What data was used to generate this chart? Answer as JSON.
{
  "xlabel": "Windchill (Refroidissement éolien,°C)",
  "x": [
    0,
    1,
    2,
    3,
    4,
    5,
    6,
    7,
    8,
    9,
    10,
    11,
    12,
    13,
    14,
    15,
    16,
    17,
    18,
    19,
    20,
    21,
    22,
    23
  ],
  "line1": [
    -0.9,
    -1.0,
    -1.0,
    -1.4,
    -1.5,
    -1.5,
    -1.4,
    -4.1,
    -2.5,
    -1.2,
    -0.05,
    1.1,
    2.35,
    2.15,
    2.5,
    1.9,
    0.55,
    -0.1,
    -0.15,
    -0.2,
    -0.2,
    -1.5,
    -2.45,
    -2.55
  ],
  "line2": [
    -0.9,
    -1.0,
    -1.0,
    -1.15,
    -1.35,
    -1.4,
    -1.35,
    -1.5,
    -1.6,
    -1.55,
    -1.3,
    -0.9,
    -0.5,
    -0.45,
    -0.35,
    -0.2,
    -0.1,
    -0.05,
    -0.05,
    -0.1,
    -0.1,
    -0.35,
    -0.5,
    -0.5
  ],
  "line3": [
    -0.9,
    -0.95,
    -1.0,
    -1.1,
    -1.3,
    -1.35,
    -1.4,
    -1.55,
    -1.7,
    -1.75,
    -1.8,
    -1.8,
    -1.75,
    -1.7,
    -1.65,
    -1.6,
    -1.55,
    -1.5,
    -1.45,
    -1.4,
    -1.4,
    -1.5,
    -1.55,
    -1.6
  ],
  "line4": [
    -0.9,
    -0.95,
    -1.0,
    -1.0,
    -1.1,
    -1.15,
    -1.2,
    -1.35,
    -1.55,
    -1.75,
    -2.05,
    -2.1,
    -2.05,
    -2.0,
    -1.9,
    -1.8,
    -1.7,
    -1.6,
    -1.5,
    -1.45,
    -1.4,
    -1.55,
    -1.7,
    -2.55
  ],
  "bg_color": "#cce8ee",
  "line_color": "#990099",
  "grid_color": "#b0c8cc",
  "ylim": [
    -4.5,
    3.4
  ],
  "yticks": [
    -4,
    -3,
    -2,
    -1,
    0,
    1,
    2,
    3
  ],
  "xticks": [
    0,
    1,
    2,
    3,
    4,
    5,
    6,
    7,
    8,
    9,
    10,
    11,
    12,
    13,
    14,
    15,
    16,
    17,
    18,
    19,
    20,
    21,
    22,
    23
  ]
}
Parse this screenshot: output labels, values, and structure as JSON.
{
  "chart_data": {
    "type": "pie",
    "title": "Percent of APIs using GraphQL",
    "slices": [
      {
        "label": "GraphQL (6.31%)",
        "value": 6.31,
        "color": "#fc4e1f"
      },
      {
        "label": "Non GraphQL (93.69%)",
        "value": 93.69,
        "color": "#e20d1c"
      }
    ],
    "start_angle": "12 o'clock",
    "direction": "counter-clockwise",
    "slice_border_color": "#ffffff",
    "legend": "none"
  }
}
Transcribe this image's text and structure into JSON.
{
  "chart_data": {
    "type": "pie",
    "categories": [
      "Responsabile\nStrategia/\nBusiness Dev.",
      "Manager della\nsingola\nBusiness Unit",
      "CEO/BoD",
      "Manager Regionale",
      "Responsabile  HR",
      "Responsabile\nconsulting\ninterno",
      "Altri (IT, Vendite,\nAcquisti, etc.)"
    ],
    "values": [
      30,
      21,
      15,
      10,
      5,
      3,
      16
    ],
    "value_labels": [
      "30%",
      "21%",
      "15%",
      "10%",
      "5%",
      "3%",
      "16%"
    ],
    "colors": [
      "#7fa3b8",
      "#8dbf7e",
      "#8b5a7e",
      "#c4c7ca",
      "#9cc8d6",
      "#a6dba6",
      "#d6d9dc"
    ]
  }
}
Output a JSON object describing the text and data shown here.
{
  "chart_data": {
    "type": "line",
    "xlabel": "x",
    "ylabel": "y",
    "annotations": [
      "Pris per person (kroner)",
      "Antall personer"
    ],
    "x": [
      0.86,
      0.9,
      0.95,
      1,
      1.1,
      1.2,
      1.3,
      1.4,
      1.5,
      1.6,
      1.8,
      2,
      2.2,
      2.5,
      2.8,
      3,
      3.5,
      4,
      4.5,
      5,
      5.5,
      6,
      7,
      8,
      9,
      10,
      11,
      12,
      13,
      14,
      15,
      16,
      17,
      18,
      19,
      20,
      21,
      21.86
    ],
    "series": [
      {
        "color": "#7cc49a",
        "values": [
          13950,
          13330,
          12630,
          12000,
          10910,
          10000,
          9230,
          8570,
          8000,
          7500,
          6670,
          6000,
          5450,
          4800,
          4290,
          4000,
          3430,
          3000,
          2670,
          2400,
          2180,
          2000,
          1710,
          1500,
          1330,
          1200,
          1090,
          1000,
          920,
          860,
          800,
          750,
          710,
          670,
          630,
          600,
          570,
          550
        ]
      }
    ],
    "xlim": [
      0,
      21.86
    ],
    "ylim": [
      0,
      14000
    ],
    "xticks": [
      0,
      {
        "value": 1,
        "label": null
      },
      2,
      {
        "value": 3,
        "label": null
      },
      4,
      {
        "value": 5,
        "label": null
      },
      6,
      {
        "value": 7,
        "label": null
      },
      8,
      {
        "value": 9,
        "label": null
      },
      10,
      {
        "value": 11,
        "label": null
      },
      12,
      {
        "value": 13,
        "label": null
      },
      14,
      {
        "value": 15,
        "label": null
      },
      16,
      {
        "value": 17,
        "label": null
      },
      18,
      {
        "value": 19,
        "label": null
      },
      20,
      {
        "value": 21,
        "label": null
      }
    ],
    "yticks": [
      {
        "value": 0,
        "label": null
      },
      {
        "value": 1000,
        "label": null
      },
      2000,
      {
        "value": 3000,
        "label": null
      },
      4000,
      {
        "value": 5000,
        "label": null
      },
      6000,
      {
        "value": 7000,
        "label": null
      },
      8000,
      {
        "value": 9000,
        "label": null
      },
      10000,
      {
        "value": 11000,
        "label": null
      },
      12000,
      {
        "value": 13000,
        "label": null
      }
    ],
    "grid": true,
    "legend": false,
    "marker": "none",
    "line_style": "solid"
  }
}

Exercise task ▸ Output all of the data again, exactly.

Answer to this problem ▸
What data was used to generate this chart? Answer as JSON.
{
  "xlabel": "Windchill (Refroidissement éolien,°C)",
  "x": [
    0,
    1,
    2,
    3,
    4,
    5,
    6,
    7,
    8,
    9,
    10,
    11,
    12,
    13,
    14,
    15,
    16,
    17,
    18,
    19,
    20,
    21,
    22,
    23
  ],
  "line1": [
    -0.9,
    -1.0,
    -1.0,
    -1.4,
    -1.5,
    -1.5,
    -1.4,
    -4.1,
    -2.5,
    -1.2,
    -0.05,
    1.1,
    2.35,
    2.15,
    2.5,
    1.9,
    0.55,
    -0.1,
    -0.15,
    -0.2,
    -0.2,
    -1.5,
    -2.45,
    -2.55
  ],
  "line2": [
    -0.9,
    -1.0,
    -1.0,
    -1.15,
    -1.35,
    -1.4,
    -1.35,
    -1.5,
    -1.6,
    -1.55,
    -1.3,
    -0.9,
    -0.5,
    -0.45,
    -0.35,
    -0.2,
    -0.1,
    -0.05,
    -0.05,
    -0.1,
    -0.1,
    -0.35,
    -0.5,
    -0.5
  ],
  "line3": [
    -0.9,
    -0.95,
    -1.0,
    -1.1,
    -1.3,
    -1.35,
    -1.4,
    -1.55,
    -1.7,
    -1.75,
    -1.8,
    -1.8,
    -1.75,
    -1.7,
    -1.65,
    -1.6,
    -1.55,
    -1.5,
    -1.45,
    -1.4,
    -1.4,
    -1.5,
    -1.55,
    -1.6
  ],
  "line4": [
    -0.9,
    -0.95,
    -1.0,
    -1.0,
    -1.1,
    -1.15,
    -1.2,
    -1.35,
    -1.55,
    -1.75,
    -2.05,
    -2.1,
    -2.05,
    -2.0,
    -1.9,
    -1.8,
    -1.7,
    -1.6,
    -1.5,
    -1.45,
    -1.4,
    -1.55,
    -1.7,
    -2.55
  ],
  "bg_color": "#cce8ee",
  "line_color": "#990099",
  "grid_color": "#b0c8cc",
  "ylim": [
    -4.5,
    3.4
  ],
  "yticks": [
    -4,
    -3,
    -2,
    -1,
    0,
    1,
    2,
    3
  ],
  "xticks": [
    0,
    1,
    2,
    3,
    4,
    5,
    6,
    7,
    8,
    9,
    10,
    11,
    12,
    13,
    14,
    15,
    16,
    17,
    18,
    19,
    20,
    21,
    22,
    23
  ]
}
Parse this screenshot: output labels, values, and structure as JSON.
{
  "chart_data": {
    "type": "pie",
    "title": "Percent of APIs using GraphQL",
    "slices": [
      {
        "label": "GraphQL (6.31%)",
        "value": 6.31,
        "color": "#fc4e1f"
      },
      {
        "label": "Non GraphQL (93.69%)",
        "value": 93.69,
        "color": "#e20d1c"
      }
    ],
    "start_angle": "12 o'clock",
    "direction": "counter-clockwise",
    "slice_border_color": "#ffffff",
    "legend": "none"
  }
}
Transcribe this image's text and structure into JSON.
{
  "chart_data": {
    "type": "pie",
    "categories": [
      "Responsabile\nStrategia/\nBusiness Dev.",
      "Manager della\nsingola\nBusiness Unit",
      "CEO/BoD",
      "Manager Regionale",
      "Responsabile  HR",
      "Responsabile\nconsulting\ninterno",
      "Altri (IT, Vendite,\nAcquisti, etc.)"
    ],
    "values": [
      30,
      21,
      15,
      10,
      5,
      3,
      16
    ],
    "value_labels": [
      "30%",
      "21%",
      "15%",
      "10%",
      "5%",
      "3%",
      "16%"
    ],
    "colors": [
      "#7fa3b8",
      "#8dbf7e",
      "#8b5a7e",
      "#c4c7ca",
      "#9cc8d6",
      "#a6dba6",
      "#d6d9dc"
    ]
  }
}
Output a JSON object describing the text and data shown here.
{
  "chart_data": {
    "type": "line",
    "xlabel": "x",
    "ylabel": "y",
    "annotations": [
      "Pris per person (kroner)",
      "Antall personer"
    ],
    "x": [
      0.86,
      0.9,
      0.95,
      1,
      1.1,
      1.2,
      1.3,
      1.4,
      1.5,
      1.6,
      1.8,
      2,
      2.2,
      2.5,
      2.8,
      3,
      3.5,
      4,
      4.5,
      5,
      5.5,
      6,
      7,
      8,
      9,
      10,
      11,
      12,
      13,
      14,
      15,
      16,
      17,
      18,
      19,
      20,
      21,
      21.86
    ],
    "series": [
      {
        "color": "#7cc49a",
        "values": [
          13950,
          13330,
          12630,
          12000,
          10910,
          10000,
          9230,
          8570,
          8000,
          7500,
          6670,
          6000,
          5450,
          4800,
          4290,
          4000,
          3430,
          3000,
          2670,
          2400,
          2180,
          2000,
          1710,
          1500,
          1330,
          1200,
          1090,
          1000,
          920,
          860,
          800,
          750,
          710,
          670,
          630,
          600,
          570,
          550
        ]
      }
    ],
    "xlim": [
      0,
      21.86
    ],
    "ylim": [
      0,
      14000
    ],
    "xticks": [
      0,
      {
        "value": 1,
        "label": null
      },
      2,
      {
        "value": 3,
        "label": null
      },
      4,
      {
        "value": 5,
        "label": null
      },
      6,
      {
        "value": 7,
        "label": null
      },
      8,
      {
        "value": 9,
        "label": null
      },
      10,
      {
        "value": 11,
        "label": null
      },
      12,
      {
        "value": 13,
        "label": null
      },
      14,
      {
        "value": 15,
        "label": null
      },
      16,
      {
        "value": 17,
        "label": null
      },
      18,
      {
        "value": 19,
        "label": null
      },
      20,
      {
        "value": 21,
        "label": null
      }
    ],
    "yticks": [
      {
        "value": 0,
        "label": null
      },
      {
        "value": 1000,
        "label": null
      },
      2000,
      {
        "value": 3000,
        "label": null
      },
      4000,
      {
        "value": 5000,
        "label": null
      },
      6000,
      {
        "value": 7000,
        "label": null
      },
      8000,
      {
        "value": 9000,
        "label": null
      },
      10000,
      {
        "value": 11000,
        "label": null
      },
      12000,
      {
        "value": 13000,
        "label": null
      }
    ],
    "grid": true,
    "legend": false,
    "marker": "none",
    "line_style": "solid"
  }
}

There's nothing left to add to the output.